"""

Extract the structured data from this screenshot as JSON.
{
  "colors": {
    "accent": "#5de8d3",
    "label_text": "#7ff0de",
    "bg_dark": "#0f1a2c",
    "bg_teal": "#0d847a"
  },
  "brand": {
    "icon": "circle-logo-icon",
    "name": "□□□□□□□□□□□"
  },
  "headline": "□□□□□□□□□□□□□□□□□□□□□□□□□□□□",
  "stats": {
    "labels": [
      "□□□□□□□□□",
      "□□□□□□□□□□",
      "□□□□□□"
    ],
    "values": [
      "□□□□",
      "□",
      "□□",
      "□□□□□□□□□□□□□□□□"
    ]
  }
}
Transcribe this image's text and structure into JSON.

"""
"""

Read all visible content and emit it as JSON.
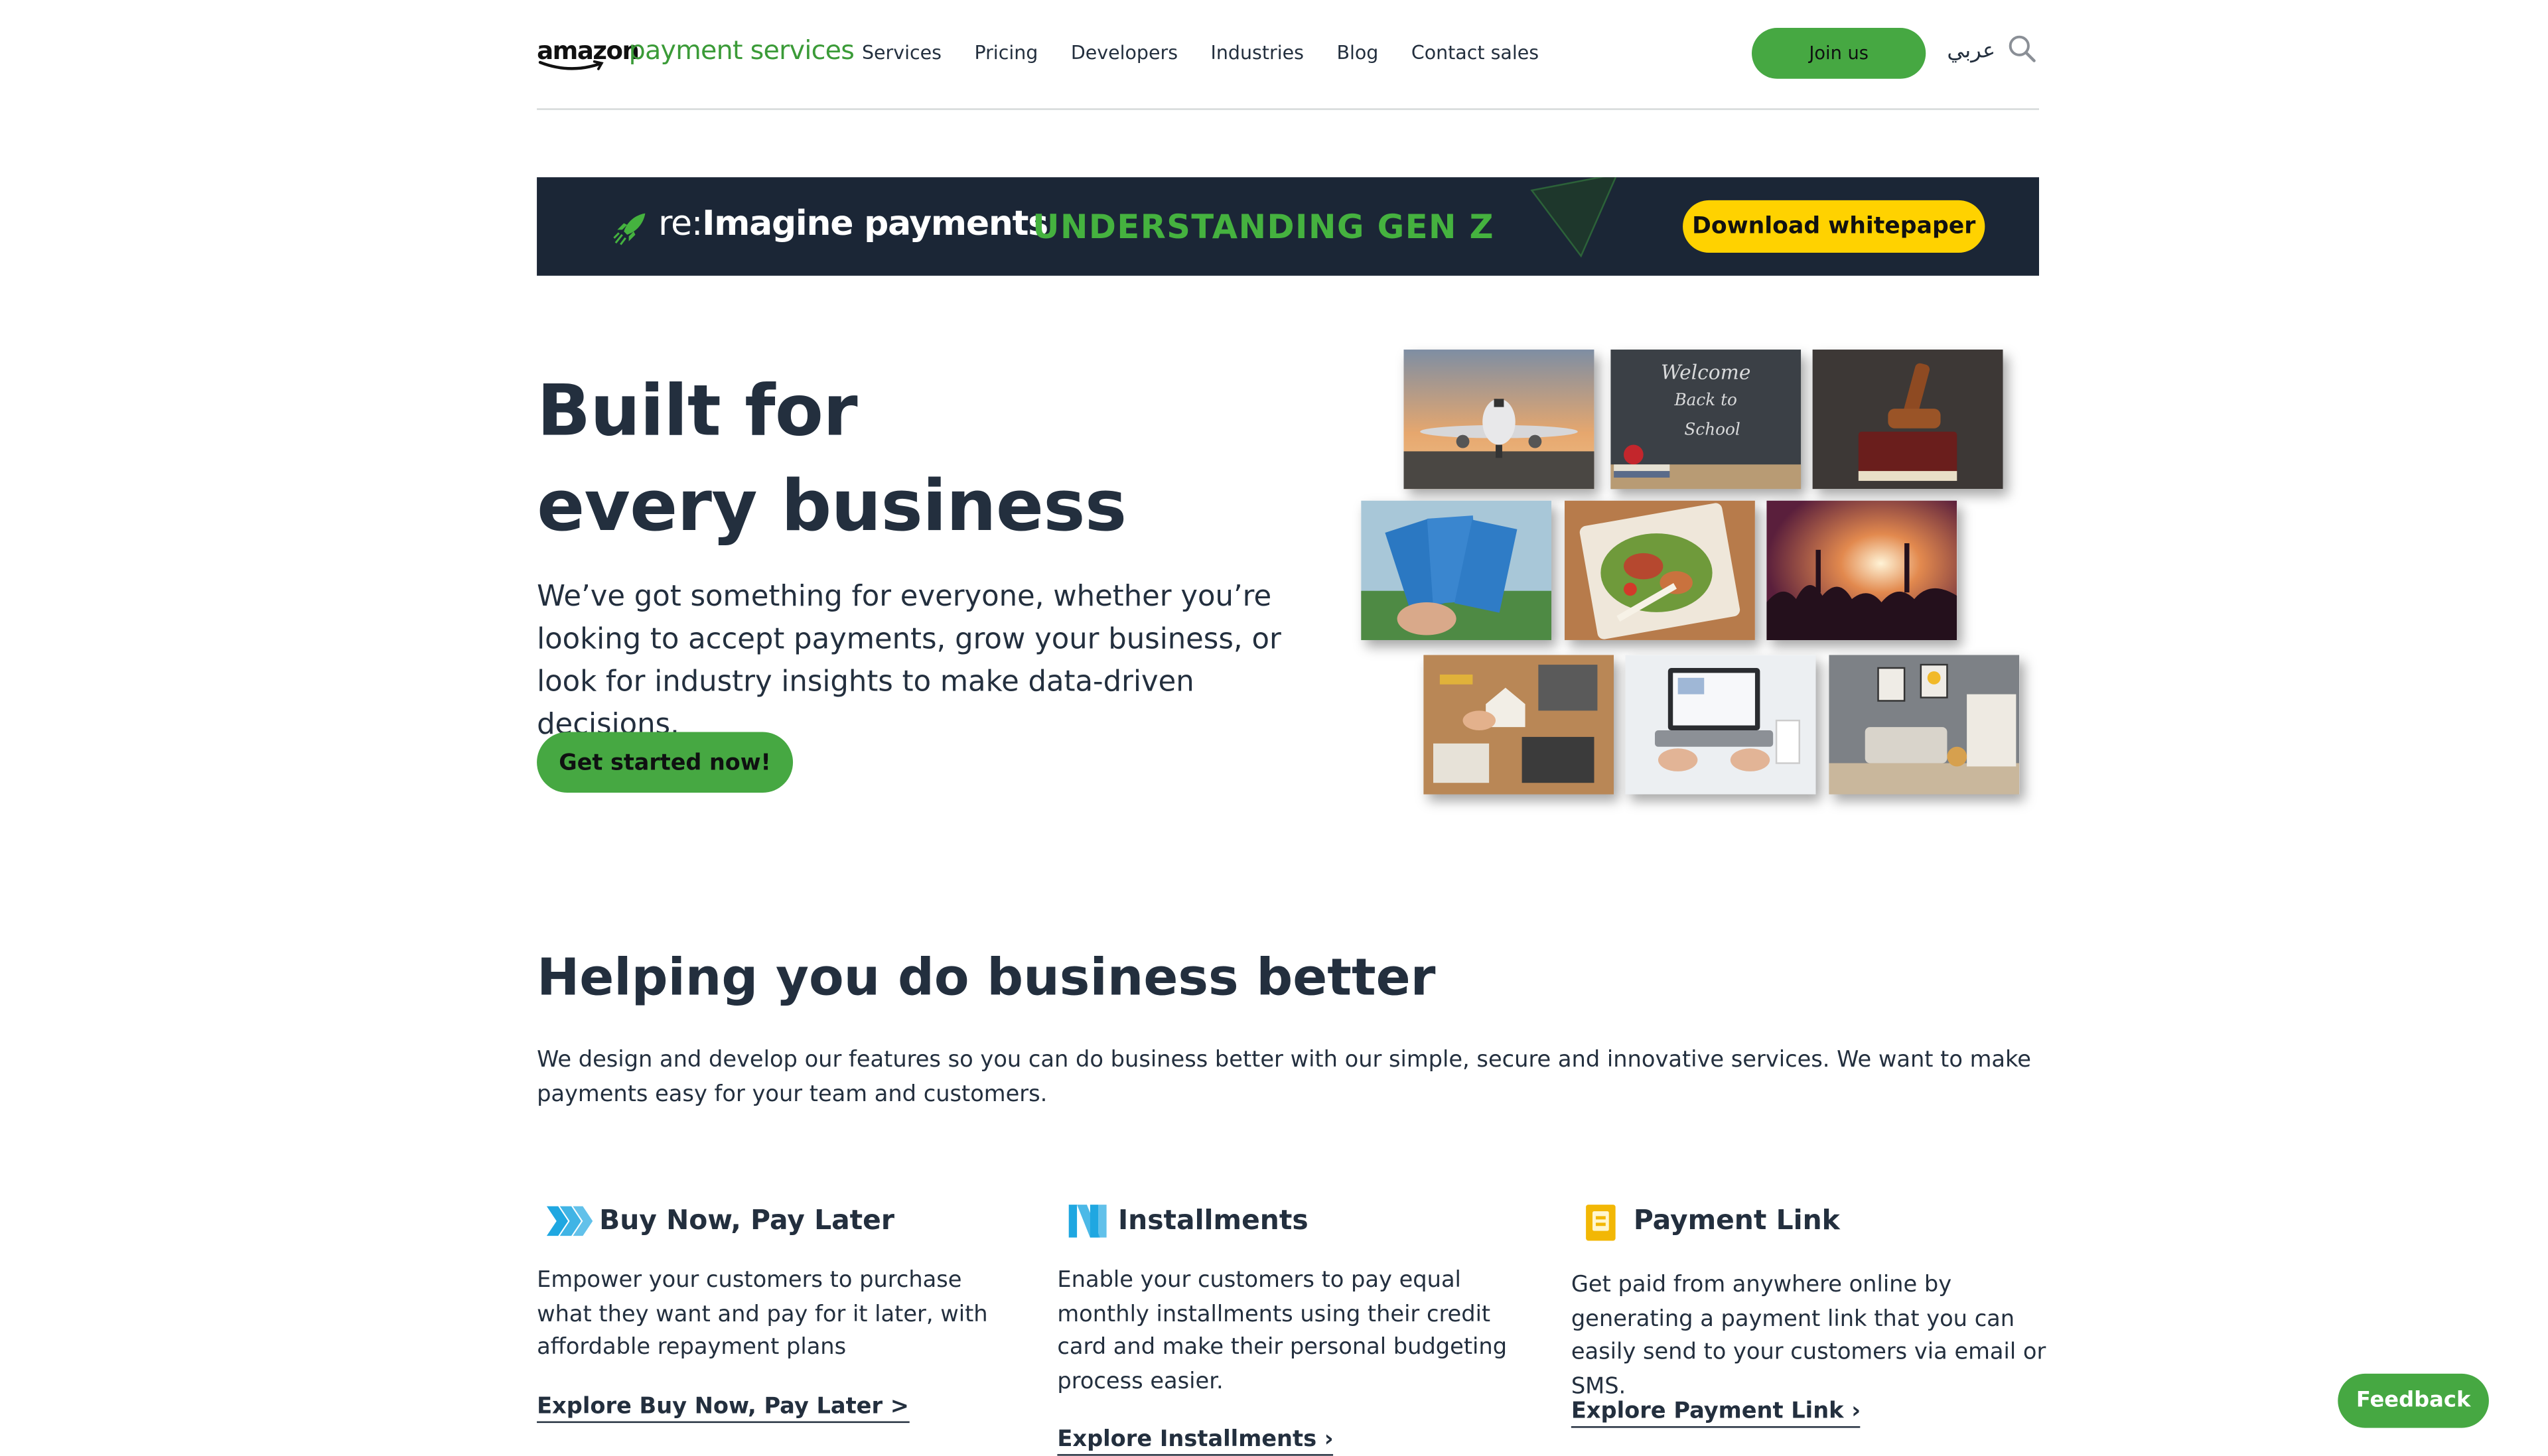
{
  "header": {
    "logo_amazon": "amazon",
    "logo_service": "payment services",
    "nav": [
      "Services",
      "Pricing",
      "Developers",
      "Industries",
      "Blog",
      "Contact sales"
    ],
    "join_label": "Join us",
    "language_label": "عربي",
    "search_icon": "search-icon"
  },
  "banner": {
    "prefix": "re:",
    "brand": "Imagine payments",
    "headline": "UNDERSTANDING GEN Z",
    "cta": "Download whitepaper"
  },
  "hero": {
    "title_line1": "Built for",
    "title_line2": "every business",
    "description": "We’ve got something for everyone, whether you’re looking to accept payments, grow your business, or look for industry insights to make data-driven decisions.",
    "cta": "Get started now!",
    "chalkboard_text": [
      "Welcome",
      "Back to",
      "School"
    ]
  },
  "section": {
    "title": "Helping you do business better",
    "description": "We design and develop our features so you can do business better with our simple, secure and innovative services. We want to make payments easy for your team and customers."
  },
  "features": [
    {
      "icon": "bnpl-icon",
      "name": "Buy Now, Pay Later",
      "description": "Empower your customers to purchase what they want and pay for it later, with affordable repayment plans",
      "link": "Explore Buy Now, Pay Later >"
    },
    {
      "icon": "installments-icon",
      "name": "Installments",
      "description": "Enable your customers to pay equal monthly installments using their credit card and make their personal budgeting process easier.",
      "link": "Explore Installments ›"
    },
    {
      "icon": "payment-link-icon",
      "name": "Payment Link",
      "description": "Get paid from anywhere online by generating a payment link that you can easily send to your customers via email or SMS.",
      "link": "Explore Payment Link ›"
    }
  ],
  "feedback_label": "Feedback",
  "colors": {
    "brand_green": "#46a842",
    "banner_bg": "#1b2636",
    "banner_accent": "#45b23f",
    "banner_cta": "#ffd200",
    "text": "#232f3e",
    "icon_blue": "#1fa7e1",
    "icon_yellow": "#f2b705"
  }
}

"""

STATED PROBLEM
Retype exactly, and only, the lines from the one containing "Extract the structured" through the one containing "Transcribe this image's", both included.

EXPECTED ANSWER
Extract the structured data from this screenshot as JSON.
{
  "colors": {
    "accent": "#5de8d3",
    "label_text": "#7ff0de",
    "bg_dark": "#0f1a2c",
    "bg_teal": "#0d847a"
  },
  "brand": {
    "icon": "circle-logo-icon",
    "name": "□□□□□□□□□□□"
  },
  "headline": "□□□□□□□□□□□□□□□□□□□□□□□□□□□□",
  "stats": {
    "labels": [
      "□□□□□□□□□",
      "□□□□□□□□□□",
      "□□□□□□"
    ],
    "values": [
      "□□□□",
      "□",
      "□□",
      "□□□□□□□□□□□□□□□□"
    ]
  }
}
Transcribe this image's text and structure into JSON.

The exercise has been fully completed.